[begin Dataset extract]

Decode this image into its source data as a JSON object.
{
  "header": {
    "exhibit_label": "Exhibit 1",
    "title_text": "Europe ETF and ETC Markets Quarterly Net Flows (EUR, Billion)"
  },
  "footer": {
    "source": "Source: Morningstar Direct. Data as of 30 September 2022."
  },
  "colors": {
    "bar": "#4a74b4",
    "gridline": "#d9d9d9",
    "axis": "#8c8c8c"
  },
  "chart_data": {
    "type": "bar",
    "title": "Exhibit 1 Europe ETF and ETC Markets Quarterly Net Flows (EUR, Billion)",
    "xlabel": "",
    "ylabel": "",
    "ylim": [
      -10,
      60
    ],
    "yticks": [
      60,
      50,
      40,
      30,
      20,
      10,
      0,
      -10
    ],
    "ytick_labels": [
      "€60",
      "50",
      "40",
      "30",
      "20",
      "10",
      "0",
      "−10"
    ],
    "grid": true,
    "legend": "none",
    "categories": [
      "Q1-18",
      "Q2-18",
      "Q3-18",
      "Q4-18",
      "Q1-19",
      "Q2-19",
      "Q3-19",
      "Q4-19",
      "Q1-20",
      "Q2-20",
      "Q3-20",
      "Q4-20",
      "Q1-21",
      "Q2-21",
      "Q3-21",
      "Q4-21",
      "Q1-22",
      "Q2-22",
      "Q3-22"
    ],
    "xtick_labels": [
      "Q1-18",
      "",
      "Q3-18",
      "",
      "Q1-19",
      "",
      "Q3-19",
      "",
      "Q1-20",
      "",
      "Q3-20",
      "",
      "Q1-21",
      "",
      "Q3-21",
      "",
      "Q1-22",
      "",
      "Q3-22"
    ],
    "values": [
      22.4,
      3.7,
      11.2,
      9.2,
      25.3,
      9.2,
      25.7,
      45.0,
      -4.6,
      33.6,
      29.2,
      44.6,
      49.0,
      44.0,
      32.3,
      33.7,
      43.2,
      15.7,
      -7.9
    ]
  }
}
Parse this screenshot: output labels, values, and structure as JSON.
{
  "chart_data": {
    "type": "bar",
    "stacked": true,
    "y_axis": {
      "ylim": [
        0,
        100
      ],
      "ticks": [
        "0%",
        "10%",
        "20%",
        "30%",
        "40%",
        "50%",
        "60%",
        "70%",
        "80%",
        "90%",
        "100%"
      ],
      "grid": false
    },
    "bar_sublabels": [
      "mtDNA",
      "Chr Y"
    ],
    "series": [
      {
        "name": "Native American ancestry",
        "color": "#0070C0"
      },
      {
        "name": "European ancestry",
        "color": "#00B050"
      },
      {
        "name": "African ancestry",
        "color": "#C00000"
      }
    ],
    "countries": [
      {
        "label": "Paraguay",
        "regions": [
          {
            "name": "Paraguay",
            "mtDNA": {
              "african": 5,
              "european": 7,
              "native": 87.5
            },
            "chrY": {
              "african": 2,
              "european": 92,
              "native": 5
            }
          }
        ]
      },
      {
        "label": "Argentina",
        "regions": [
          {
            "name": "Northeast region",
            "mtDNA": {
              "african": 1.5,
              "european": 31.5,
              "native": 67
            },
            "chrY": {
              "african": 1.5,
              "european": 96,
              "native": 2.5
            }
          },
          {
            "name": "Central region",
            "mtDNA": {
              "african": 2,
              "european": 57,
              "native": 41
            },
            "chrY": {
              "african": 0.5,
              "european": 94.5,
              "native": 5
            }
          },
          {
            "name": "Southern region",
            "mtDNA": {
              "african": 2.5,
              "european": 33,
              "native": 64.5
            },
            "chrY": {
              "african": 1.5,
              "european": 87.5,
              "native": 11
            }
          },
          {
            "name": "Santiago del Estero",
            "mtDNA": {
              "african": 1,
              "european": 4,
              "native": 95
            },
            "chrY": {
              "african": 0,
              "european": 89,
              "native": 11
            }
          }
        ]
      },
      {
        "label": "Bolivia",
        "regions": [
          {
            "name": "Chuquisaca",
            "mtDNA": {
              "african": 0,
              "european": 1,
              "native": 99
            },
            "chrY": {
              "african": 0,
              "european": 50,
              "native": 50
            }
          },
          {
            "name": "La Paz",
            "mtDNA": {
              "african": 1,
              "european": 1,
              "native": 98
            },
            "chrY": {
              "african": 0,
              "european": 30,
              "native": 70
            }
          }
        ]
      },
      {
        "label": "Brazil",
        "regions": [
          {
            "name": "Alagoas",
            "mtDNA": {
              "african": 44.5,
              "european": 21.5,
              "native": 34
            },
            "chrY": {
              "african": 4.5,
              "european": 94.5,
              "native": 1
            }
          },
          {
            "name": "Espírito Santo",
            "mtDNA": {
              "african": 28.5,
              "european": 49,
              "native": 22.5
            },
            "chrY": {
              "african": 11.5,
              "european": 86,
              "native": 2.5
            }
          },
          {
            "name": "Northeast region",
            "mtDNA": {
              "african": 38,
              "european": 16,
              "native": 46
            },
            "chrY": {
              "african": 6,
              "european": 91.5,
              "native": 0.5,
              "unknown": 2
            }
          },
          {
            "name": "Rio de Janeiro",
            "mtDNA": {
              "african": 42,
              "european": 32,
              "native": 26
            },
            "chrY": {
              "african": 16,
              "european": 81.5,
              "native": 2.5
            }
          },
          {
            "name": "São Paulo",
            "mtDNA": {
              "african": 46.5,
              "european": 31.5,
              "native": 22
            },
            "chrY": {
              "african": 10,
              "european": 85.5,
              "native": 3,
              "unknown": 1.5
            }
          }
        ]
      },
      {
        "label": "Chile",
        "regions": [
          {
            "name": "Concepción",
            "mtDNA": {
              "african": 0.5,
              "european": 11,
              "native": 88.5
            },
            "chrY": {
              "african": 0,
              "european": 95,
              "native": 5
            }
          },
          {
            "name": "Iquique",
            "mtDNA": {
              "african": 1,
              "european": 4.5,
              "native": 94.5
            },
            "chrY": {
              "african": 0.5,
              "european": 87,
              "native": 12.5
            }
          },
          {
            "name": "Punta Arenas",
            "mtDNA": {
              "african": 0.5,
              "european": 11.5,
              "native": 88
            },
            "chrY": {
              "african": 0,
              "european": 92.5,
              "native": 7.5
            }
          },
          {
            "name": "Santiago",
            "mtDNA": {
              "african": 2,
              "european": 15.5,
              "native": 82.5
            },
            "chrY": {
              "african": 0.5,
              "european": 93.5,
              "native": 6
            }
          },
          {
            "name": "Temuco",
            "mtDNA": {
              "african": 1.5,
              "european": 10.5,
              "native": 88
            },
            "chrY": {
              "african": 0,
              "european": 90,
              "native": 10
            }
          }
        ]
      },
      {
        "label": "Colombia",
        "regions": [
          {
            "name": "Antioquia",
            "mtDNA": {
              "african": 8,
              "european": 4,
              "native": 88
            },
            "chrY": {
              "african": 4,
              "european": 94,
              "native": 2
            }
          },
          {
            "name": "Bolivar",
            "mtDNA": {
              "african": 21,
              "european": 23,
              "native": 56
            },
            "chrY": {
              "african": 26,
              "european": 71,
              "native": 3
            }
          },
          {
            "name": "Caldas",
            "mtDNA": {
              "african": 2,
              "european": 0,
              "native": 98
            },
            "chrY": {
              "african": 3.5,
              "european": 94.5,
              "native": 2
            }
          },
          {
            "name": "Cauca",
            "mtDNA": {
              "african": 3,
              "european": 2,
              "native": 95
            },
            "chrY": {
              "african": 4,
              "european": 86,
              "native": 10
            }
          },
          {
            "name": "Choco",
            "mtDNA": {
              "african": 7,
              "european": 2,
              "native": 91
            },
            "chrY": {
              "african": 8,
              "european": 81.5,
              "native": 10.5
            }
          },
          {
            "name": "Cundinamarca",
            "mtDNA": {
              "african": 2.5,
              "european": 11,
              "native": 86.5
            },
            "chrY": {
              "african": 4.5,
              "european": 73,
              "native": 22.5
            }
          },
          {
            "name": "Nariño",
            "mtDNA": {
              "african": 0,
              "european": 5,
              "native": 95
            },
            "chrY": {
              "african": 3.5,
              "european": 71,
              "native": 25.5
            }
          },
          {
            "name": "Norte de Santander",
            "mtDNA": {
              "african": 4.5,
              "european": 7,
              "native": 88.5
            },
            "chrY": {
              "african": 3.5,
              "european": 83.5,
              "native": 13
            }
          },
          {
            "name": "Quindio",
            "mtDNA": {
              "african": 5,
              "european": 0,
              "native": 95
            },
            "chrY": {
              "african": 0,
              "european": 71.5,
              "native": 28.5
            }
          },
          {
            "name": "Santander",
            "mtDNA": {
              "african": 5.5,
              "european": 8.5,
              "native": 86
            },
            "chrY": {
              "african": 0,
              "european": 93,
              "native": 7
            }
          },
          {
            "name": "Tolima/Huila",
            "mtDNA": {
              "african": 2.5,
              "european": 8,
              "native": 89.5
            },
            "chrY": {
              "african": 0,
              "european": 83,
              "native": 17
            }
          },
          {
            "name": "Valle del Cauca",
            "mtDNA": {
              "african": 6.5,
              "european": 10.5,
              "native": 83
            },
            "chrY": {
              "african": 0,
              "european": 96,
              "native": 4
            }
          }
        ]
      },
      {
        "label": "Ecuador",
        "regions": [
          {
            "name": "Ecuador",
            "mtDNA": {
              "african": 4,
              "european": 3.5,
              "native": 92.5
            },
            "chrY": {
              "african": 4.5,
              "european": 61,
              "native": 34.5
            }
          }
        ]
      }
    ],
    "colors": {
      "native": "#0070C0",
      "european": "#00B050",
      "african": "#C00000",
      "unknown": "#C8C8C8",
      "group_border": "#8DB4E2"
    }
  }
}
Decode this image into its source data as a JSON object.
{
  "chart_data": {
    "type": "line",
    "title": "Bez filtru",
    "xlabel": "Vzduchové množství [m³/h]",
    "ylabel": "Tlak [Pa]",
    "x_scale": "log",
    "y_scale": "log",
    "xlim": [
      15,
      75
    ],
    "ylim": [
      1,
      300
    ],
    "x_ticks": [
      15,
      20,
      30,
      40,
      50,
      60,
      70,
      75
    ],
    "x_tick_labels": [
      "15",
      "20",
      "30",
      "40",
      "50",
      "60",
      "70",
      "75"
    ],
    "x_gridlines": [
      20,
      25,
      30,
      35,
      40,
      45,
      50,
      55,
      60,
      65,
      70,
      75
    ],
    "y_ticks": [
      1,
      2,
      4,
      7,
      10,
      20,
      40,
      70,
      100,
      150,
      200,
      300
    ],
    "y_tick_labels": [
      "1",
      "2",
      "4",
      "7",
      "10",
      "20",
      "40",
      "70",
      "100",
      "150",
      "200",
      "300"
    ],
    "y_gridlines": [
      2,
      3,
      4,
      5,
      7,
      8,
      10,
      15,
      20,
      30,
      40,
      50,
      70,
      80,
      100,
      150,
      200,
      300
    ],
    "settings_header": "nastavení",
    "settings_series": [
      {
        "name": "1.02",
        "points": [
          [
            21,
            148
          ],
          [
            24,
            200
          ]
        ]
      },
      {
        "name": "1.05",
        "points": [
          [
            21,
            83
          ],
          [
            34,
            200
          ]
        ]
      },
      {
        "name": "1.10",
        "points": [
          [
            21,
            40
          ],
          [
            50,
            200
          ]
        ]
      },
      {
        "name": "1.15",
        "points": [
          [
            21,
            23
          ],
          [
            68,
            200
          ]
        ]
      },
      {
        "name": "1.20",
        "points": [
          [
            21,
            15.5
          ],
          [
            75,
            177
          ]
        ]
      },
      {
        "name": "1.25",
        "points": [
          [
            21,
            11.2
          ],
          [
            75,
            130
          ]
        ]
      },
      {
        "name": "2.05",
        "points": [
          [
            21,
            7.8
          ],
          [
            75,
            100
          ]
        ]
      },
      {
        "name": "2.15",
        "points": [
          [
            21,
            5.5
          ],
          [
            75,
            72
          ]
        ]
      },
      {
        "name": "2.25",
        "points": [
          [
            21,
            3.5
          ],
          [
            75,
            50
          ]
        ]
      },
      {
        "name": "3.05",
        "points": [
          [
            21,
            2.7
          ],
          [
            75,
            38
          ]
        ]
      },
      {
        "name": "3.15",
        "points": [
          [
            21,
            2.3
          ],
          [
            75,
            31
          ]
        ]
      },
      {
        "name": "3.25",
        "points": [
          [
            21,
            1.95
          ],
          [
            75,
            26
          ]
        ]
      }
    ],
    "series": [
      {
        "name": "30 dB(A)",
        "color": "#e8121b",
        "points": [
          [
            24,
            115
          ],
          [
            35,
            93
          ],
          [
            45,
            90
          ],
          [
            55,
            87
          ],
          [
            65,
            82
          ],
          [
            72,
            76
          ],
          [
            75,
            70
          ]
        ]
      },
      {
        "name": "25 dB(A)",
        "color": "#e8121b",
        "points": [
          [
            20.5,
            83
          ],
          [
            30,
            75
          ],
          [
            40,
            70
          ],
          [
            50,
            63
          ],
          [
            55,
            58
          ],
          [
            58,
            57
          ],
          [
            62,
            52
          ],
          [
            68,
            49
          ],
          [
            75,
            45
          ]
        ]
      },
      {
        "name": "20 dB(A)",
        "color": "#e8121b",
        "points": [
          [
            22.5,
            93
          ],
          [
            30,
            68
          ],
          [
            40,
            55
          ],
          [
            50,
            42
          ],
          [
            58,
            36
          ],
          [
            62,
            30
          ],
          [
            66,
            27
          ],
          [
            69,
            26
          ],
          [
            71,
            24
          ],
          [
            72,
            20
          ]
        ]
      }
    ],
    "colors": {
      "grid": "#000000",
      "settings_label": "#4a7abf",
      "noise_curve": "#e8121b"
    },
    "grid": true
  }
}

[end Dataset extract]

List every line above that holds the word "values".

    "values": [
Parse this screenshot: output labels, values, and structure as JSON.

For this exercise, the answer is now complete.